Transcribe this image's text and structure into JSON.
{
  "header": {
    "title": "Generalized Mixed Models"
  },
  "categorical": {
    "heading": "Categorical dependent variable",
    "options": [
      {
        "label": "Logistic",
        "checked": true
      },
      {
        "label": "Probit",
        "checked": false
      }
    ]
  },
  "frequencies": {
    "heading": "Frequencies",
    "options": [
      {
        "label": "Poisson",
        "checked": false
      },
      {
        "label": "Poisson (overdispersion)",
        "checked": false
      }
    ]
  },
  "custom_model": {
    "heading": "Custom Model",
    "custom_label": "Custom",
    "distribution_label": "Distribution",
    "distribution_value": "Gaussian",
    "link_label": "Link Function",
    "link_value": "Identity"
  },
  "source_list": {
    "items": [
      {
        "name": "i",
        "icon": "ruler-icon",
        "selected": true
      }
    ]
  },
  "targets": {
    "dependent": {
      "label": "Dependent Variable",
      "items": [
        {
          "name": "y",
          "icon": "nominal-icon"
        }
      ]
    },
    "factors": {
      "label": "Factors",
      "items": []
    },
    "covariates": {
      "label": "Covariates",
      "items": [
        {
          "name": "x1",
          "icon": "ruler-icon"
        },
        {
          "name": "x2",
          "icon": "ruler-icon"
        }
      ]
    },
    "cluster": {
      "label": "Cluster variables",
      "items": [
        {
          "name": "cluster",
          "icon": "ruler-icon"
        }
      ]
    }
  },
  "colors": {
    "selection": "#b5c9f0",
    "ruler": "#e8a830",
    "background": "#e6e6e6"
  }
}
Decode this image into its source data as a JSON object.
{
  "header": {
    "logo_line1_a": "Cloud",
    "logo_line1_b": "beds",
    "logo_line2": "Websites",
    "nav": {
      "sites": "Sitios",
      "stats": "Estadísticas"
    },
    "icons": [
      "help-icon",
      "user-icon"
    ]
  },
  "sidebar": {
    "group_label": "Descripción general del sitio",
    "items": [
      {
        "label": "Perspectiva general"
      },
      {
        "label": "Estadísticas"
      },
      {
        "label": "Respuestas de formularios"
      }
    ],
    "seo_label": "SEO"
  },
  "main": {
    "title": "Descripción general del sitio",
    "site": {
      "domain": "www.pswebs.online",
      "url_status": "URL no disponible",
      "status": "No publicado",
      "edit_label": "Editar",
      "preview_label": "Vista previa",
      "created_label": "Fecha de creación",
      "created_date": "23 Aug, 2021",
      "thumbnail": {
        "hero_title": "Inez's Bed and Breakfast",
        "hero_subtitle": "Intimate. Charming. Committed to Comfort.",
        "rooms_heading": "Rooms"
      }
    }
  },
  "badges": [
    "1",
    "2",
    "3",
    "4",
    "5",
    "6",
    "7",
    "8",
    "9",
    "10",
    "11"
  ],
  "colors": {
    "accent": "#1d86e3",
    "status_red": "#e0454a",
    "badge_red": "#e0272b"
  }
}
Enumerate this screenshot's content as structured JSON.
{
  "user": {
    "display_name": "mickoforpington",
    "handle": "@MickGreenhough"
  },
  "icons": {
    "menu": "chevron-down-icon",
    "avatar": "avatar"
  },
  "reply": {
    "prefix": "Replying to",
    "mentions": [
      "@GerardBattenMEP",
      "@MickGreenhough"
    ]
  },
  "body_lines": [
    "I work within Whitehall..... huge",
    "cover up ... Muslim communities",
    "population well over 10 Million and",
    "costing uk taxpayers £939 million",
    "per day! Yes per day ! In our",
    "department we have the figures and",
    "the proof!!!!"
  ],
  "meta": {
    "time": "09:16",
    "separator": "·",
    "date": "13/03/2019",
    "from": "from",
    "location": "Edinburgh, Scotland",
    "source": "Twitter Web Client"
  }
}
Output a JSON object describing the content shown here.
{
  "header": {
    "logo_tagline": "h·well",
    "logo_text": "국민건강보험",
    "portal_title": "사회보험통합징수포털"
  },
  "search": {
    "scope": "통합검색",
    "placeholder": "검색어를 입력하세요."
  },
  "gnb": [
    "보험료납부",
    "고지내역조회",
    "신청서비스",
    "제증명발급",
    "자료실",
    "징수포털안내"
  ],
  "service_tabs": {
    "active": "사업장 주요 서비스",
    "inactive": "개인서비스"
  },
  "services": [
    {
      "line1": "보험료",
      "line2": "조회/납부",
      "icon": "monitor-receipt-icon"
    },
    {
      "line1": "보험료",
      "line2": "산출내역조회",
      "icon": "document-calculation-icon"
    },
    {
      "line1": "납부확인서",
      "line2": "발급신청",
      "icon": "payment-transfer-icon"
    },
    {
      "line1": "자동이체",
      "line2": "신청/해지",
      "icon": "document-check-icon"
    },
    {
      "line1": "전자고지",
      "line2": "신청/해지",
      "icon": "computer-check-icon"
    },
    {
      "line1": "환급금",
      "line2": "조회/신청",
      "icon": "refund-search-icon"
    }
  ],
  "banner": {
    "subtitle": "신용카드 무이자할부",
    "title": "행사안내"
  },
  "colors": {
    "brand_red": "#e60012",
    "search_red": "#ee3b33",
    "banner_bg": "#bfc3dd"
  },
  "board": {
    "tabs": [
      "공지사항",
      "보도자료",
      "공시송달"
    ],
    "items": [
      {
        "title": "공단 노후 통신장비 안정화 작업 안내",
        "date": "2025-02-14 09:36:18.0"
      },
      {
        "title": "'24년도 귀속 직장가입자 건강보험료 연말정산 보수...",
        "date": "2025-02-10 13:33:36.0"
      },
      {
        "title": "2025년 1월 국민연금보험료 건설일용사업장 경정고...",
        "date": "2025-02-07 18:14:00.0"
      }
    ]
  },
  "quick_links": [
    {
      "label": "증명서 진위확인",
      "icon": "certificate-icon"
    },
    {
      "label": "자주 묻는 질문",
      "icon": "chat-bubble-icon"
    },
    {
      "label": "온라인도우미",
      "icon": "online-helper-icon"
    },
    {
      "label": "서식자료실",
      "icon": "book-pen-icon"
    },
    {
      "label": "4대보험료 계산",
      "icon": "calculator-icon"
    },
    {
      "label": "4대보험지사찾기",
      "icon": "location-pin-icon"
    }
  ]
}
⁂
Exactly reproduce all of the entries above.

Transcribe this image's text and structure into JSON.
{
  "header": {
    "title": "Generalized Mixed Models"
  },
  "categorical": {
    "heading": "Categorical dependent variable",
    "options": [
      {
        "label": "Logistic",
        "checked": true
      },
      {
        "label": "Probit",
        "checked": false
      }
    ]
  },
  "frequencies": {
    "heading": "Frequencies",
    "options": [
      {
        "label": "Poisson",
        "checked": false
      },
      {
        "label": "Poisson (overdispersion)",
        "checked": false
      }
    ]
  },
  "custom_model": {
    "heading": "Custom Model",
    "custom_label": "Custom",
    "distribution_label": "Distribution",
    "distribution_value": "Gaussian",
    "link_label": "Link Function",
    "link_value": "Identity"
  },
  "source_list": {
    "items": [
      {
        "name": "i",
        "icon": "ruler-icon",
        "selected": true
      }
    ]
  },
  "targets": {
    "dependent": {
      "label": "Dependent Variable",
      "items": [
        {
          "name": "y",
          "icon": "nominal-icon"
        }
      ]
    },
    "factors": {
      "label": "Factors",
      "items": []
    },
    "covariates": {
      "label": "Covariates",
      "items": [
        {
          "name": "x1",
          "icon": "ruler-icon"
        },
        {
          "name": "x2",
          "icon": "ruler-icon"
        }
      ]
    },
    "cluster": {
      "label": "Cluster variables",
      "items": [
        {
          "name": "cluster",
          "icon": "ruler-icon"
        }
      ]
    }
  },
  "colors": {
    "selection": "#b5c9f0",
    "ruler": "#e8a830",
    "background": "#e6e6e6"
  }
}
Decode this image into its source data as a JSON object.
{
  "header": {
    "logo_line1_a": "Cloud",
    "logo_line1_b": "beds",
    "logo_line2": "Websites",
    "nav": {
      "sites": "Sitios",
      "stats": "Estadísticas"
    },
    "icons": [
      "help-icon",
      "user-icon"
    ]
  },
  "sidebar": {
    "group_label": "Descripción general del sitio",
    "items": [
      {
        "label": "Perspectiva general"
      },
      {
        "label": "Estadísticas"
      },
      {
        "label": "Respuestas de formularios"
      }
    ],
    "seo_label": "SEO"
  },
  "main": {
    "title": "Descripción general del sitio",
    "site": {
      "domain": "www.pswebs.online",
      "url_status": "URL no disponible",
      "status": "No publicado",
      "edit_label": "Editar",
      "preview_label": "Vista previa",
      "created_label": "Fecha de creación",
      "created_date": "23 Aug, 2021",
      "thumbnail": {
        "hero_title": "Inez's Bed and Breakfast",
        "hero_subtitle": "Intimate. Charming. Committed to Comfort.",
        "rooms_heading": "Rooms"
      }
    }
  },
  "badges": [
    "1",
    "2",
    "3",
    "4",
    "5",
    "6",
    "7",
    "8",
    "9",
    "10",
    "11"
  ],
  "colors": {
    "accent": "#1d86e3",
    "status_red": "#e0454a",
    "badge_red": "#e0272b"
  }
}
Enumerate this screenshot's content as structured JSON.
{
  "user": {
    "display_name": "mickoforpington",
    "handle": "@MickGreenhough"
  },
  "icons": {
    "menu": "chevron-down-icon",
    "avatar": "avatar"
  },
  "reply": {
    "prefix": "Replying to",
    "mentions": [
      "@GerardBattenMEP",
      "@MickGreenhough"
    ]
  },
  "body_lines": [
    "I work within Whitehall..... huge",
    "cover up ... Muslim communities",
    "population well over 10 Million and",
    "costing uk taxpayers £939 million",
    "per day! Yes per day ! In our",
    "department we have the figures and",
    "the proof!!!!"
  ],
  "meta": {
    "time": "09:16",
    "separator": "·",
    "date": "13/03/2019",
    "from": "from",
    "location": "Edinburgh, Scotland",
    "source": "Twitter Web Client"
  }
}
Output a JSON object describing the content shown here.
{
  "header": {
    "logo_tagline": "h·well",
    "logo_text": "국민건강보험",
    "portal_title": "사회보험통합징수포털"
  },
  "search": {
    "scope": "통합검색",
    "placeholder": "검색어를 입력하세요."
  },
  "gnb": [
    "보험료납부",
    "고지내역조회",
    "신청서비스",
    "제증명발급",
    "자료실",
    "징수포털안내"
  ],
  "service_tabs": {
    "active": "사업장 주요 서비스",
    "inactive": "개인서비스"
  },
  "services": [
    {
      "line1": "보험료",
      "line2": "조회/납부",
      "icon": "monitor-receipt-icon"
    },
    {
      "line1": "보험료",
      "line2": "산출내역조회",
      "icon": "document-calculation-icon"
    },
    {
      "line1": "납부확인서",
      "line2": "발급신청",
      "icon": "payment-transfer-icon"
    },
    {
      "line1": "자동이체",
      "line2": "신청/해지",
      "icon": "document-check-icon"
    },
    {
      "line1": "전자고지",
      "line2": "신청/해지",
      "icon": "computer-check-icon"
    },
    {
      "line1": "환급금",
      "line2": "조회/신청",
      "icon": "refund-search-icon"
    }
  ],
  "banner": {
    "subtitle": "신용카드 무이자할부",
    "title": "행사안내"
  },
  "colors": {
    "brand_red": "#e60012",
    "search_red": "#ee3b33",
    "banner_bg": "#bfc3dd"
  },
  "board": {
    "tabs": [
      "공지사항",
      "보도자료",
      "공시송달"
    ],
    "items": [
      {
        "title": "공단 노후 통신장비 안정화 작업 안내",
        "date": "2025-02-14 09:36:18.0"
      },
      {
        "title": "'24년도 귀속 직장가입자 건강보험료 연말정산 보수...",
        "date": "2025-02-10 13:33:36.0"
      },
      {
        "title": "2025년 1월 국민연금보험료 건설일용사업장 경정고...",
        "date": "2025-02-07 18:14:00.0"
      }
    ]
  },
  "quick_links": [
    {
      "label": "증명서 진위확인",
      "icon": "certificate-icon"
    },
    {
      "label": "자주 묻는 질문",
      "icon": "chat-bubble-icon"
    },
    {
      "label": "온라인도우미",
      "icon": "online-helper-icon"
    },
    {
      "label": "서식자료실",
      "icon": "book-pen-icon"
    },
    {
      "label": "4대보험료 계산",
      "icon": "calculator-icon"
    },
    {
      "label": "4대보험지사찾기",
      "icon": "location-pin-icon"
    }
  ]
}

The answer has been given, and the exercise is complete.